SOURCE DATA.
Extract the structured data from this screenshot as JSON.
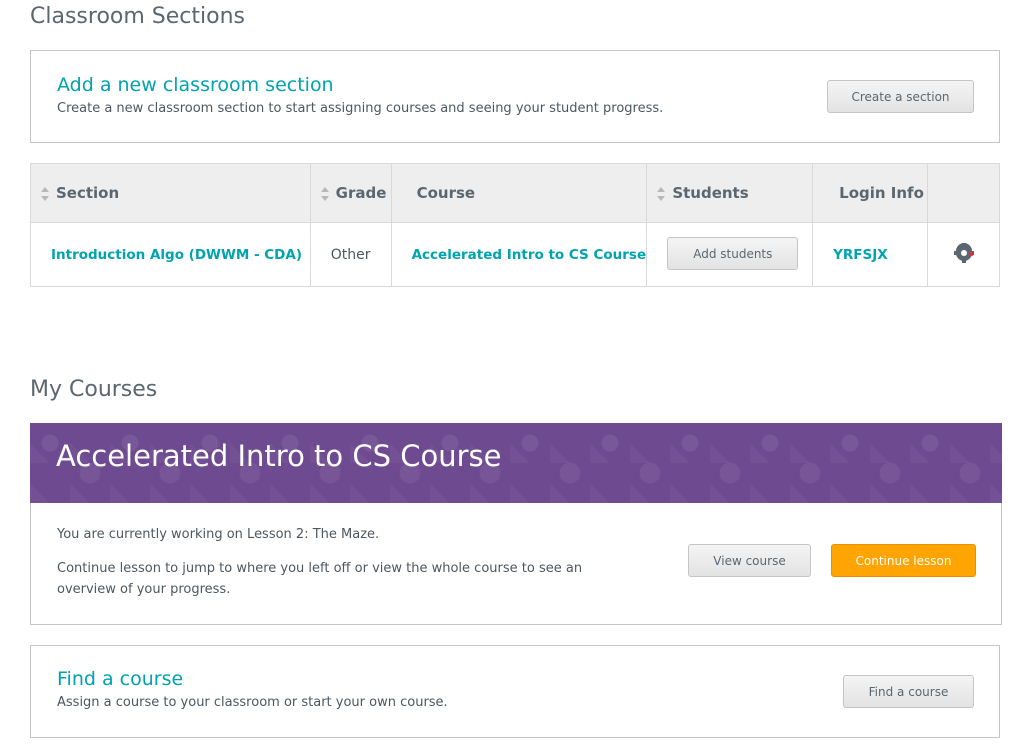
{
  "classroom_sections": {
    "heading": "Classroom Sections",
    "add_card": {
      "title": "Add a new classroom section",
      "description": "Create a new classroom section to start assigning courses and seeing your student progress.",
      "button_label": "Create a section"
    },
    "table": {
      "headers": [
        "Section",
        "Grade",
        "Course",
        "Students",
        "Login Info"
      ],
      "rows": [
        {
          "section": "Introduction Algo (DWWM - CDA)",
          "grade": "Other",
          "course": "Accelerated Intro to CS Course",
          "students_button": "Add students",
          "login_info": "YRFSJX",
          "settings_icon": "gear-icon"
        }
      ]
    }
  },
  "my_courses": {
    "heading": "My Courses",
    "course_card": {
      "title": "Accelerated Intro to CS Course",
      "current_lesson_text": "You are currently working on Lesson 2: The Maze.",
      "continue_text": "Continue lesson to jump to where you left off or view the whole course to see an overview of your progress.",
      "view_button": "View course",
      "continue_button": "Continue lesson"
    },
    "find_card": {
      "title": "Find a course",
      "description": "Assign a course to your classroom or start your own course.",
      "button_label": "Find a course"
    }
  },
  "colors": {
    "accent_teal": "#00a3b0",
    "banner_purple": "#6e4a91",
    "continue_orange": "#ffa400"
  }
}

SET TASK.
Copy every record above exactly, leaving out any pictures.

FULL OUTPUT.
Extract the structured data from this screenshot as JSON.
{
  "classroom_sections": {
    "heading": "Classroom Sections",
    "add_card": {
      "title": "Add a new classroom section",
      "description": "Create a new classroom section to start assigning courses and seeing your student progress.",
      "button_label": "Create a section"
    },
    "table": {
      "headers": [
        "Section",
        "Grade",
        "Course",
        "Students",
        "Login Info"
      ],
      "rows": [
        {
          "section": "Introduction Algo (DWWM - CDA)",
          "grade": "Other",
          "course": "Accelerated Intro to CS Course",
          "students_button": "Add students",
          "login_info": "YRFSJX",
          "settings_icon": "gear-icon"
        }
      ]
    }
  },
  "my_courses": {
    "heading": "My Courses",
    "course_card": {
      "title": "Accelerated Intro to CS Course",
      "current_lesson_text": "You are currently working on Lesson 2: The Maze.",
      "continue_text": "Continue lesson to jump to where you left off or view the whole course to see an overview of your progress.",
      "view_button": "View course",
      "continue_button": "Continue lesson"
    },
    "find_card": {
      "title": "Find a course",
      "description": "Assign a course to your classroom or start your own course.",
      "button_label": "Find a course"
    }
  },
  "colors": {
    "accent_teal": "#00a3b0",
    "banner_purple": "#6e4a91",
    "continue_orange": "#ffa400"
  }
}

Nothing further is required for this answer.